- **Instructions to follow**
In the records below, find the line containing "Type out the text in this image." and repeat it and every line after it exactly, without pictures.

****************

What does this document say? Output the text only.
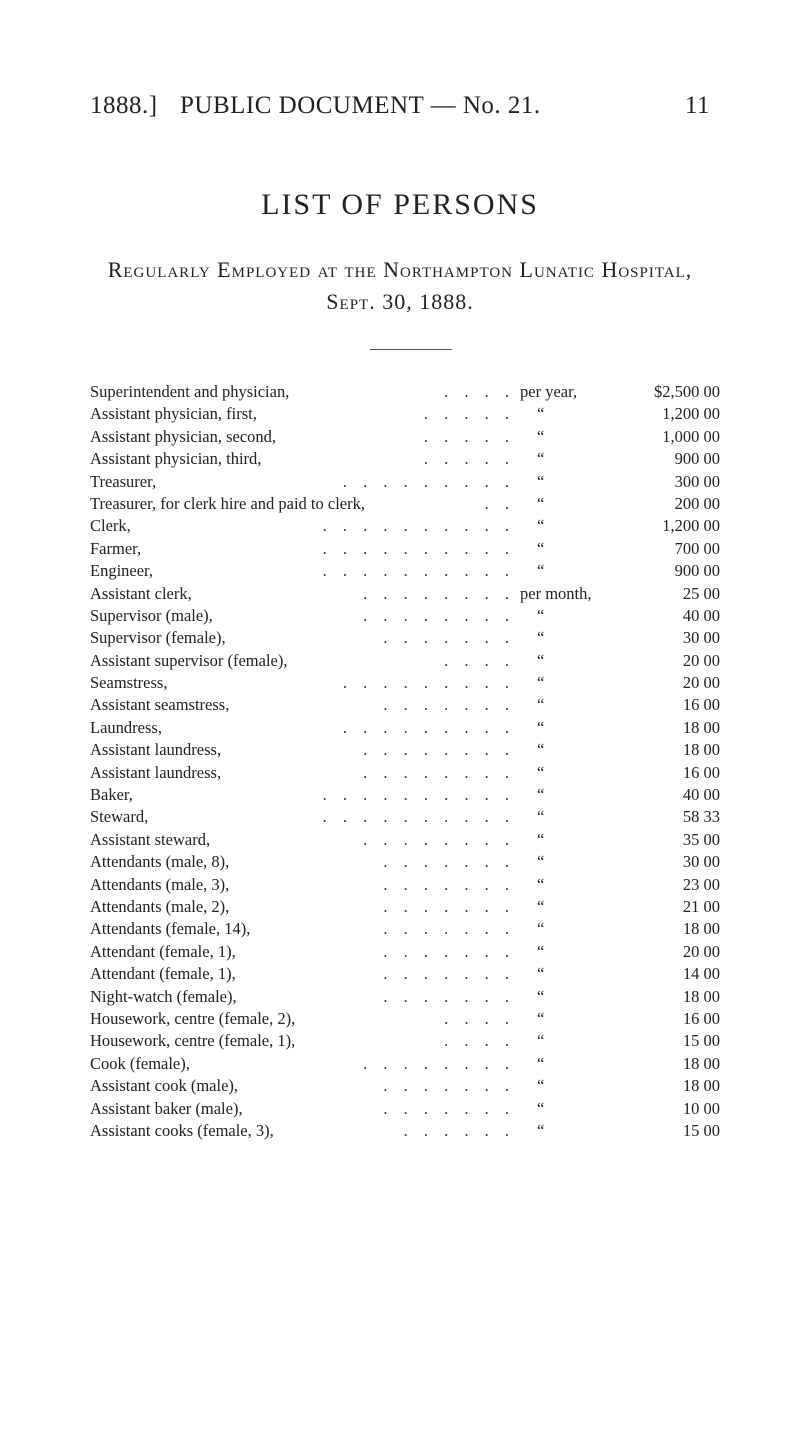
1888.] PUBLIC DOCUMENT — No. 21.	11
LIST OF PERSONS
Regularly Employed at the Northampton Lunatic Hospital,
Sept. 30, 1888.
. . . .
Superintendent and physician,	per year,	$2,500 00
. . . . .
Assistant physician, first,	“	1,200 00
. . . . .
Assistant physician, second,	“	1,000 00
. . . . .
Assistant physician, third,	“	900 00
. . . . . . . . .
Treasurer,	“	300 00
. .
Treasurer, for clerk hire and paid to clerk,	“	200 00
. . . . . . . . . .
Clerk,	“	1,200 00
. . . . . . . . . .
Farmer,	“	700 00
. . . . . . . . . .
Engineer,	“	900 00
. . . . . . . .
Assistant clerk,	per month,	25 00
. . . . . . . .
Supervisor (male),	“	40 00
. . . . . . .
Supervisor (female),	“	30 00
. . . .
Assistant supervisor (female),	“	20 00
. . . . . . . . .
Seamstress,	“	20 00
. . . . . . .
Assistant seamstress,	“	16 00
. . . . . . . . .
Laundress,	“	18 00
. . . . . . . .
Assistant laundress,	“	18 00
. . . . . . . .
Assistant laundress,	“	16 00
. . . . . . . . . .
Baker,	“	40 00
. . . . . . . . . .
Steward,	“	58 33
. . . . . . . .
Assistant steward,	“	35 00
. . . . . . .
Attendants (male, 8),	“	30 00
. . . . . . .
Attendants (male, 3),	“	23 00
. . . . . . .
Attendants (male, 2),	“	21 00
. . . . . . .
Attendants (female, 14),	“	18 00
. . . . . . .
Attendant (female, 1),	“	20 00
. . . . . . .
Attendant (female, 1),	“	14 00
. . . . . . .
Night-watch (female),	“	18 00
. . . .
Housework, centre (female, 2),	“	16 00
. . . .
Housework, centre (female, 1),	“	15 00
. . . . . . . .
Cook (female),	“	18 00
. . . . . . .
Assistant cook (male),	“	18 00
. . . . . . .
Assistant baker (male),	“	10 00
. . . . . .
Assistant cooks (female, 3),	“	15 00
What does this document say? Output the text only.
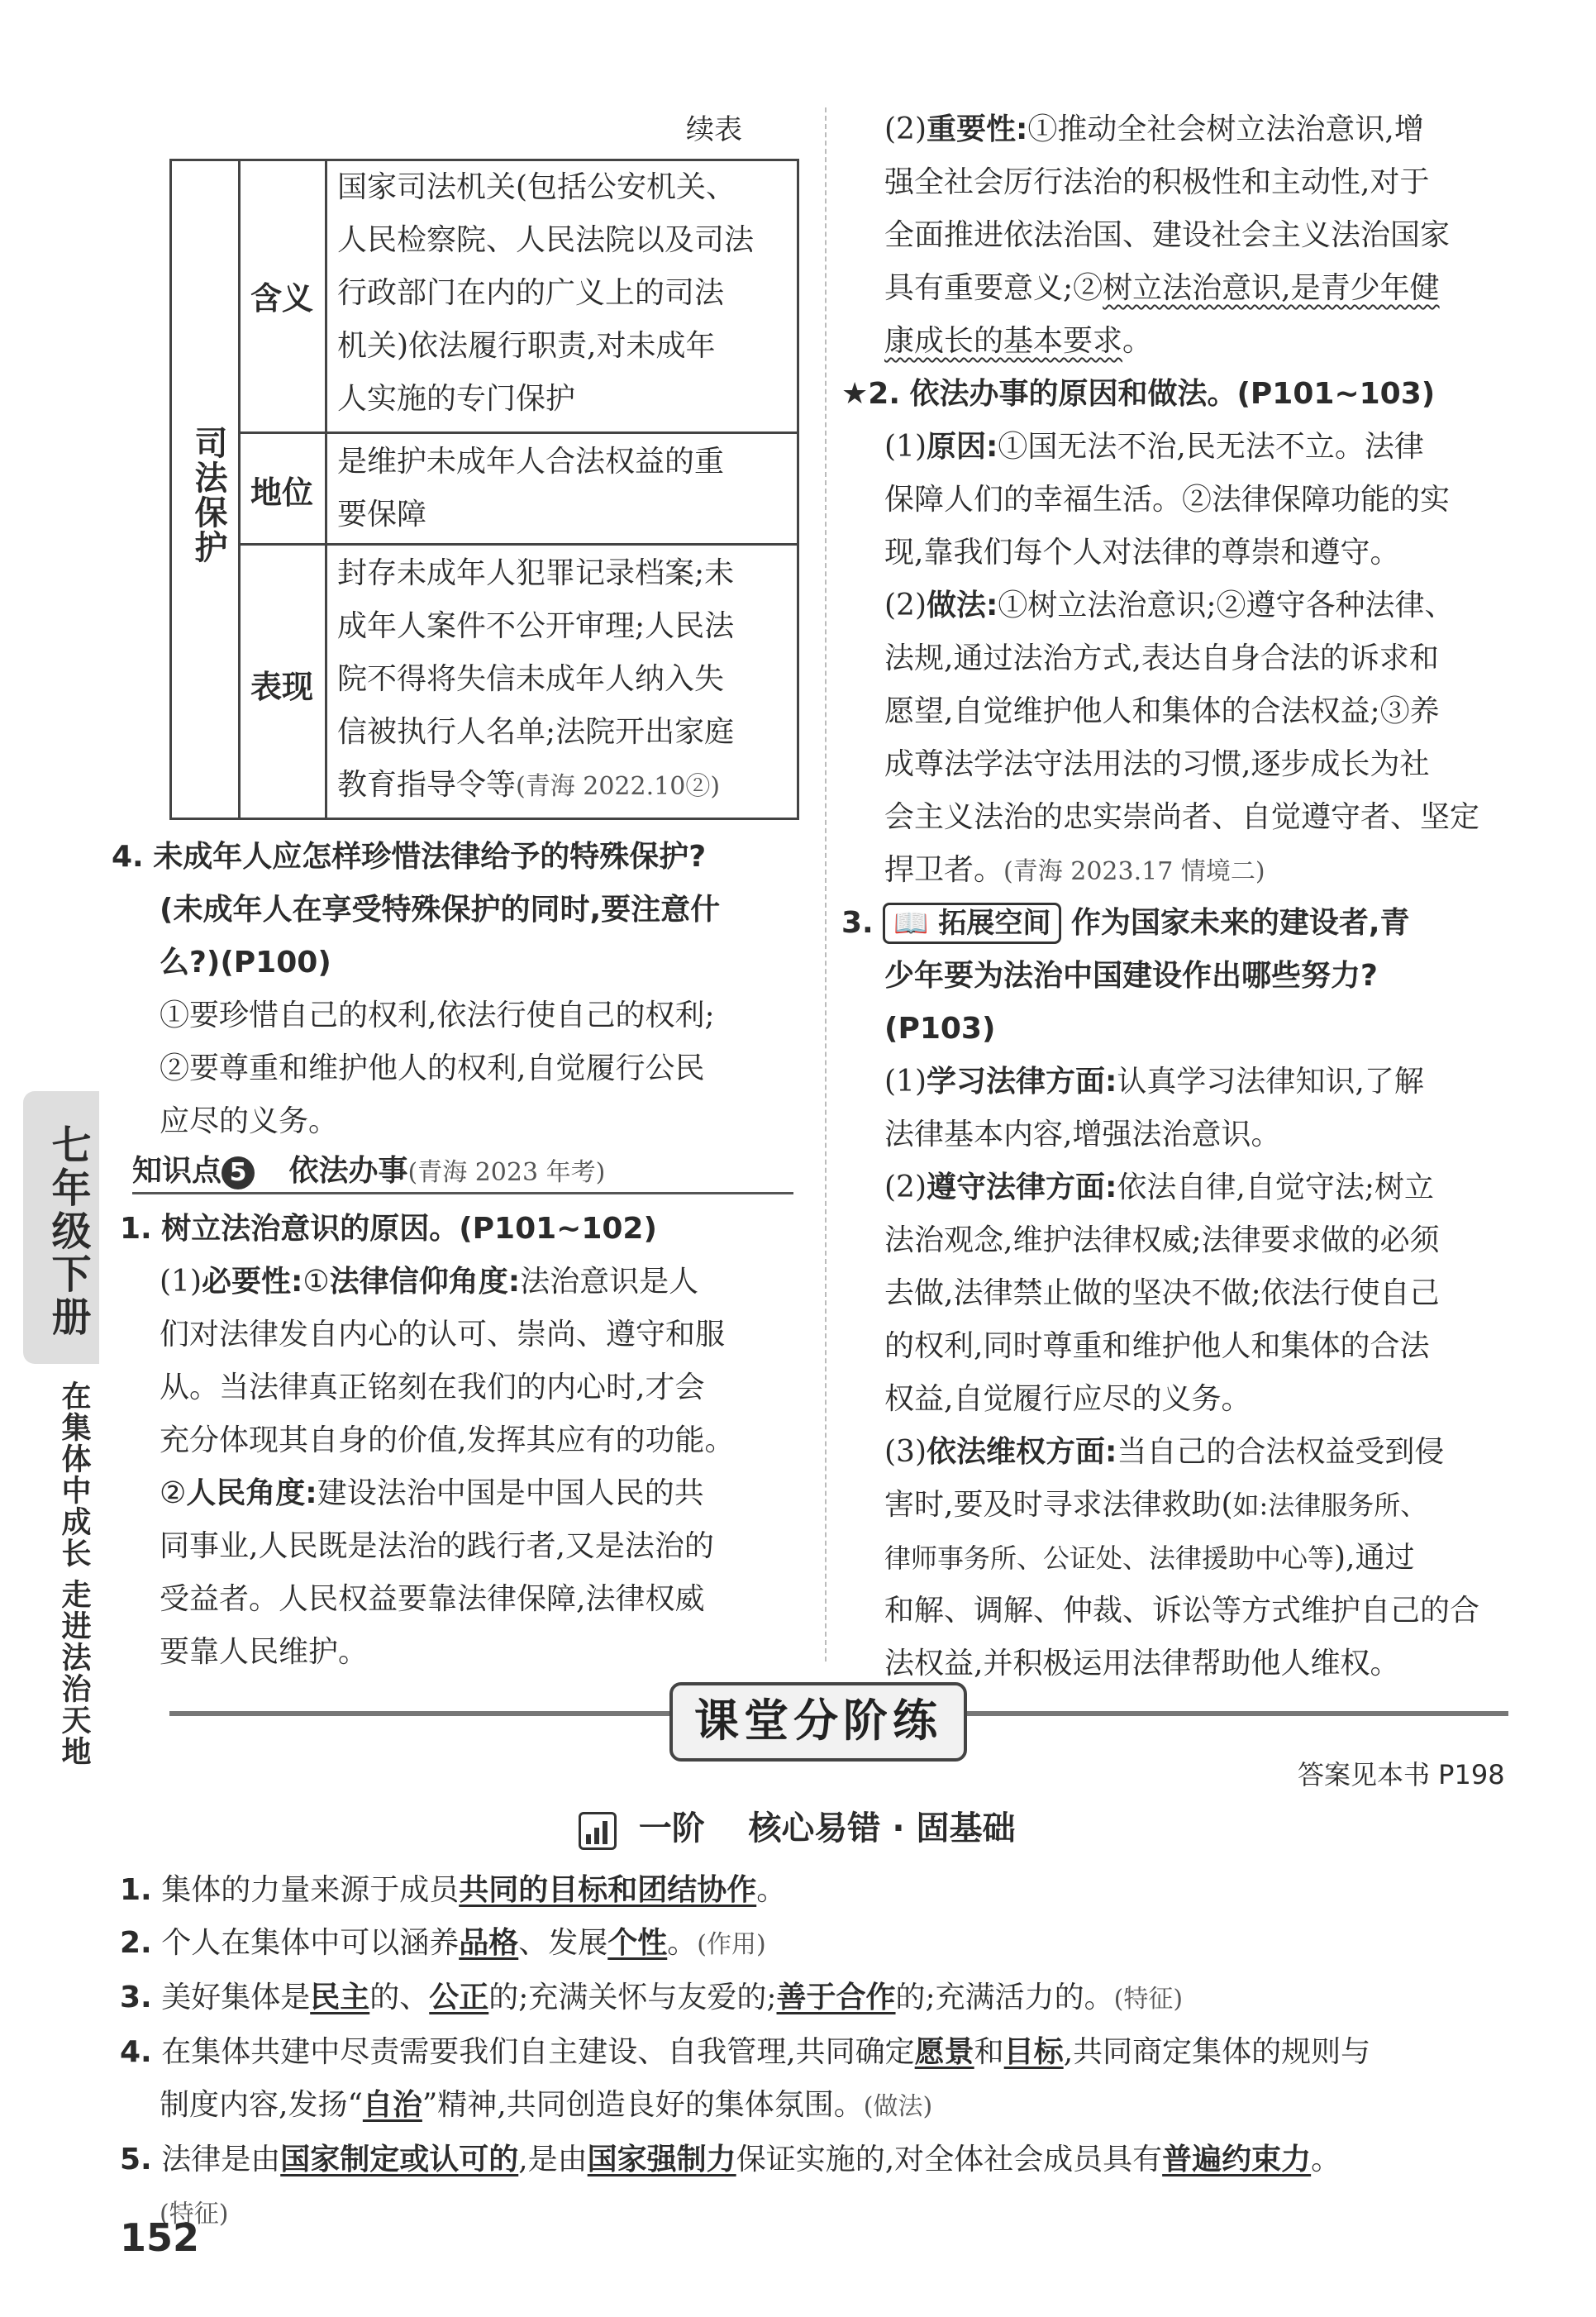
七年级下册
在集体中成长
走进法治天地
续表
司法保护
含义
国家司法机关(包括公安机关、
人民检察院、人民法院以及司法
行政部门在内的广义上的司法
机关)依法履行职责,对未成年
人实施的专门保护
地位
是维护未成年人合法权益的重
要保障
表现
封存未成年人犯罪记录档案;未
成年人案件不公开审理;人民法
院不得将失信未成年人纳入失
信被执行人名单;法院开出家庭
教育指导令等(青海 2022.10②)
4. 未成年人应怎样珍惜法律给予的特殊保护?
(未成年人在享受特殊保护的同时,要注意什
么?)(P100)
①要珍惜自己的权利,依法行使自己的权利;
②要尊重和维护他人的权利,自觉履行公民
应尽的义务。
知识点 5 依法办事(青海 2023 年考)
1. 树立法治意识的原因。(P101~102)
(1)必要性:①法律信仰角度:法治意识是人
们对法律发自内心的认可、崇尚、遵守和服
从。当法律真正铭刻在我们的内心时,才会
充分体现其自身的价值,发挥其应有的功能。
②人民角度:建设法治中国是中国人民的共
同事业,人民既是法治的践行者,又是法治的
受益者。人民权益要靠法律保障,法律权威
要靠人民维护。
(2)重要性:①推动全社会树立法治意识,增
强全社会厉行法治的积极性和主动性,对于
全面推进依法治国、建设社会主义法治国家
具有重要意义;②树立法治意识,是青少年健
康成长的基本要求。
★2. 依法办事的原因和做法。(P101~103)
(1)原因:①国无法不治,民无法不立。法律
保障人们的幸福生活。②法律保障功能的实
现,靠我们每个人对法律的尊崇和遵守。
(2)做法:①树立法治意识;②遵守各种法律、
法规,通过法治方式,表达自身合法的诉求和
愿望,自觉维护他人和集体的合法权益;③养
成尊法学法守法用法的习惯,逐步成长为社
会主义法治的忠实崇尚者、自觉遵守者、坚定
捍卫者。(青海 2023.17 情境二)
3. 📖 拓展空间 作为国家未来的建设者,青
少年要为法治中国建设作出哪些努力?
(P103)
(1)学习法律方面:认真学习法律知识,了解
法律基本内容,增强法治意识。
(2)遵守法律方面:依法自律,自觉守法;树立
法治观念,维护法律权威;法律要求做的必须
去做,法律禁止做的坚决不做;依法行使自己
的权利,同时尊重和维护他人和集体的合法
权益,自觉履行应尽的义务。
(3)依法维权方面:当自己的合法权益受到侵
害时,要及时寻求法律救助(如:法律服务所、
律师事务所、公证处、法律援助中心等),通过
和解、调解、仲裁、诉讼等方式维护自己的合
法权益,并积极运用法律帮助他人维权。
课堂分阶练
答案见本书 P198
一阶 核心易错 · 固基础
1. 集体的力量来源于成员共同的目标和团结协作。
2. 个人在集体中可以涵养品格、发展个性。(作用)
3. 美好集体是民主的、公正的;充满关怀与友爱的;善于合作的;充满活力的。(特征)
4. 在集体共建中尽责需要我们自主建设、自我管理,共同确定愿景和目标,共同商定集体的规则与
制度内容,发扬“自治”精神,共同创造良好的集体氛围。(做法)
5. 法律是由国家制定或认可的,是由国家强制力保证实施的,对全体社会成员具有普遍约束力。
(特征)
152
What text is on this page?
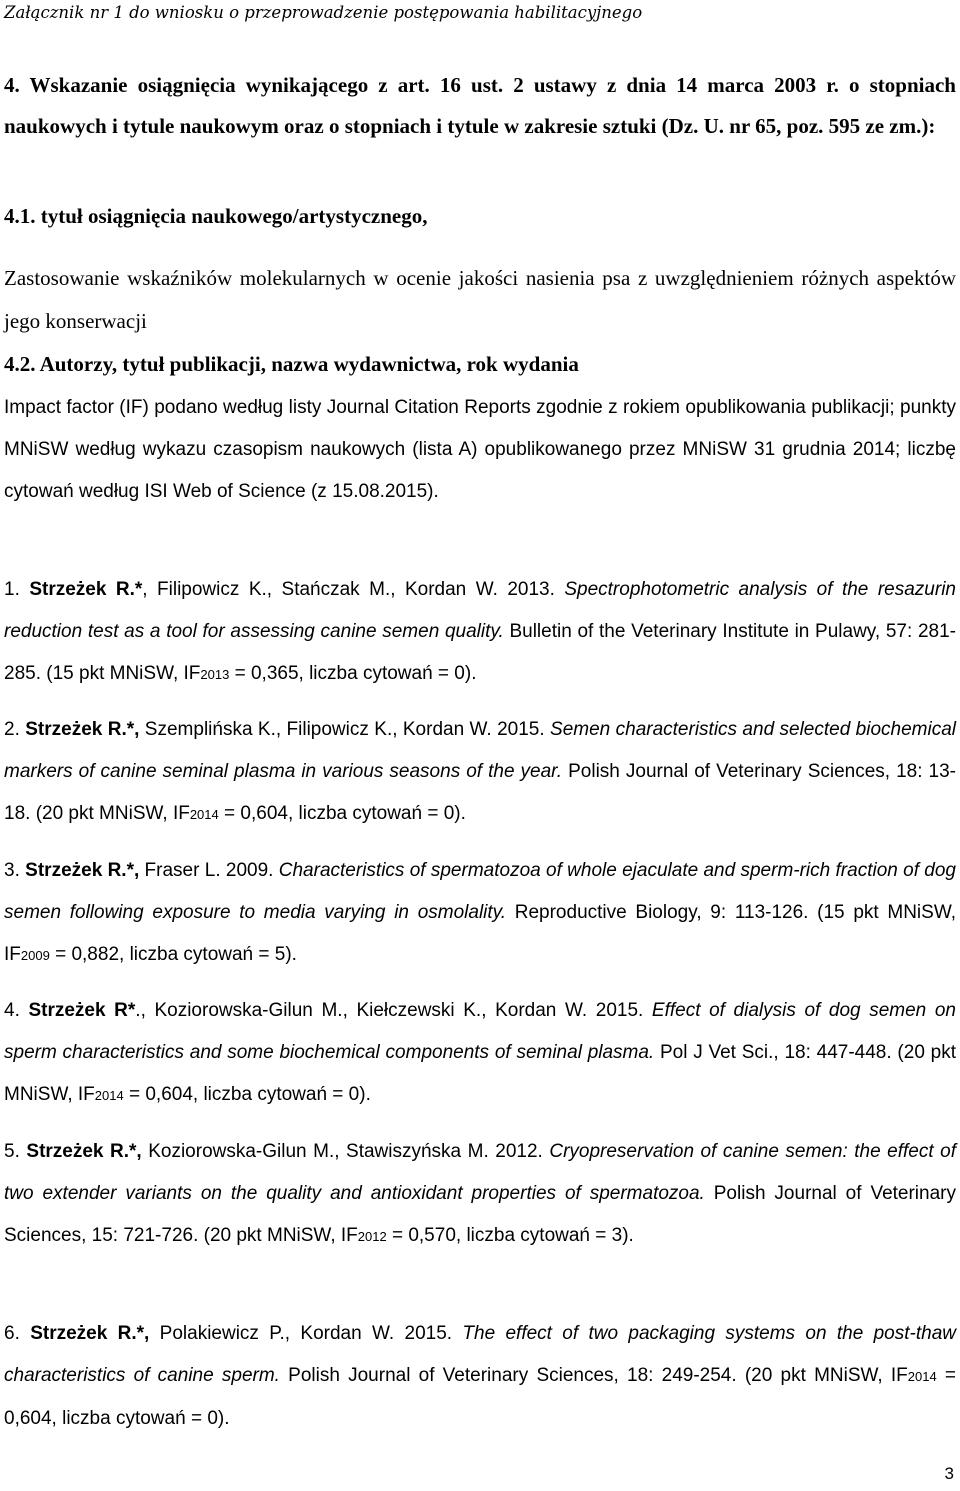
Załącznik nr 1 do wniosku o przeprowadzenie postępowania habilitacyjnego
4. Wskazanie osiągnięcia wynikającego z art. 16 ust. 2 ustawy z dnia 14 marca 2003 r. o stopniach naukowych i tytule naukowym oraz o stopniach i tytule w zakresie sztuki (Dz. U. nr 65, poz. 595 ze zm.):
4.1. tytuł osiągnięcia naukowego/artystycznego,
Zastosowanie wskaźników molekularnych w ocenie jakości nasienia psa z uwzględnieniem różnych aspektów jego konserwacji
4.2. Autorzy, tytuł publikacji, nazwa wydawnictwa, rok wydania
Impact factor (IF) podano według listy Journal Citation Reports zgodnie z rokiem opublikowania publikacji; punkty MNiSW według wykazu czasopism naukowych (lista A) opublikowanego przez MNiSW 31 grudnia 2014; liczbę cytowań według ISI Web of Science (z 15.08.2015).
1. Strzeżek R.*, Filipowicz K., Stańczak M., Kordan W. 2013. Spectrophotometric analysis of the resazurin reduction test as a tool for assessing canine semen quality. Bulletin of the Veterinary Institute in Pulawy, 57: 281-285. (15 pkt MNiSW, IF2013 = 0,365, liczba cytowań = 0).
2. Strzeżek R.*, Szemplińska K., Filipowicz K., Kordan W. 2015. Semen characteristics and selected biochemical markers of canine seminal plasma in various seasons of the year. Polish Journal of Veterinary Sciences, 18: 13-18. (20 pkt MNiSW, IF2014 = 0,604, liczba cytowań = 0).
3. Strzeżek R.*, Fraser L. 2009. Characteristics of spermatozoa of whole ejaculate and sperm-rich fraction of dog semen following exposure to media varying in osmolality. Reproductive Biology, 9: 113-126. (15 pkt MNiSW, IF2009 = 0,882, liczba cytowań = 5).
4. Strzeżek R*., Koziorowska-Gilun M., Kiełczewski K., Kordan W. 2015. Effect of dialysis of dog semen on sperm characteristics and some biochemical components of seminal plasma. Pol J Vet Sci., 18: 447-448. (20 pkt MNiSW, IF2014 = 0,604, liczba cytowań = 0).
5. Strzeżek R.*, Koziorowska-Gilun M., Stawiszyńska M. 2012. Cryopreservation of canine semen: the effect of two extender variants on the quality and antioxidant properties of spermatozoa. Polish Journal of Veterinary Sciences, 15: 721-726. (20 pkt MNiSW, IF2012 = 0,570, liczba cytowań = 3).
6. Strzeżek R.*, Polakiewicz P., Kordan W. 2015. The effect of two packaging systems on the post-thaw characteristics of canine sperm. Polish Journal of Veterinary Sciences, 18: 249-254. (20 pkt MNiSW, IF2014 = 0,604, liczba cytowań = 0).
3
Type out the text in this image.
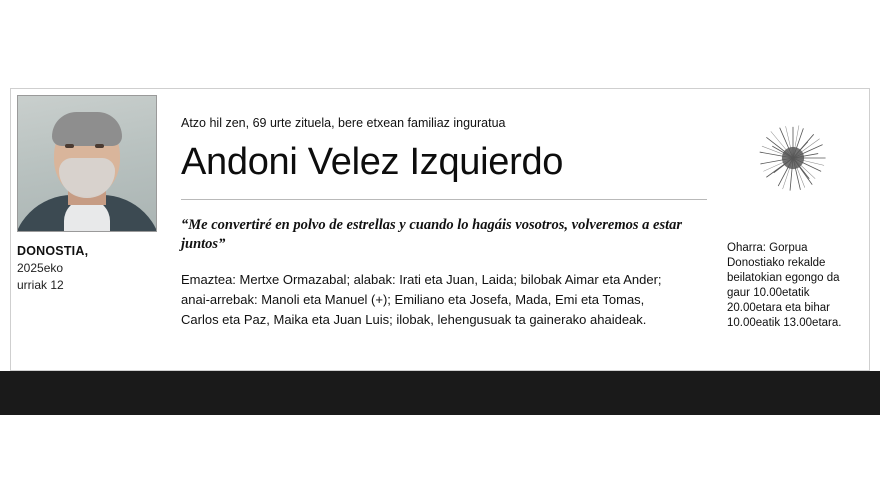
DONOSTIA,
2025eko
urriak 12
Atzo hil zen, 69 urte zituela, bere etxean familiaz inguratua
Andoni Velez Izquierdo
“Me convertiré en polvo de estrellas y cuando lo hagáis vosotros, volveremos a estar juntos”
Emaztea: Mertxe Ormazabal; alabak: Irati eta Juan, Laida; bilobak Aimar eta Ander;
anai-arrebak: Manoli eta Manuel (+); Emiliano eta Josefa, Mada, Emi eta Tomas,
Carlos eta Paz, Maika eta Juan Luis; ilobak, lehengusuak ta gainerako ahaideak.
Oharra: Gorpua
Donostiako rekalde
beilatokian egongo da
gaur 10.00etatik
20.00etara eta bihar
10.00eatik 13.00etara.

****************

- **Full answer**
Type out the text in this image.
DONOSTIA,
2025eko
urriak 12
Atzo hil zen, 69 urte zituela, bere etxean familiaz inguratua
Andoni Velez Izquierdo
“Me convertiré en polvo de estrellas y cuando lo hagáis vosotros, volveremos a estar juntos”
Emaztea: Mertxe Ormazabal; alabak: Irati eta Juan, Laida; bilobak Aimar eta Ander;
anai-arrebak: Manoli eta Manuel (+); Emiliano eta Josefa, Mada, Emi eta Tomas,
Carlos eta Paz, Maika eta Juan Luis; ilobak, lehengusuak ta gainerako ahaideak.
Oharra: Gorpua
Donostiako rekalde
beilatokian egongo da
gaur 10.00etatik
20.00etara eta bihar
10.00eatik 13.00etara.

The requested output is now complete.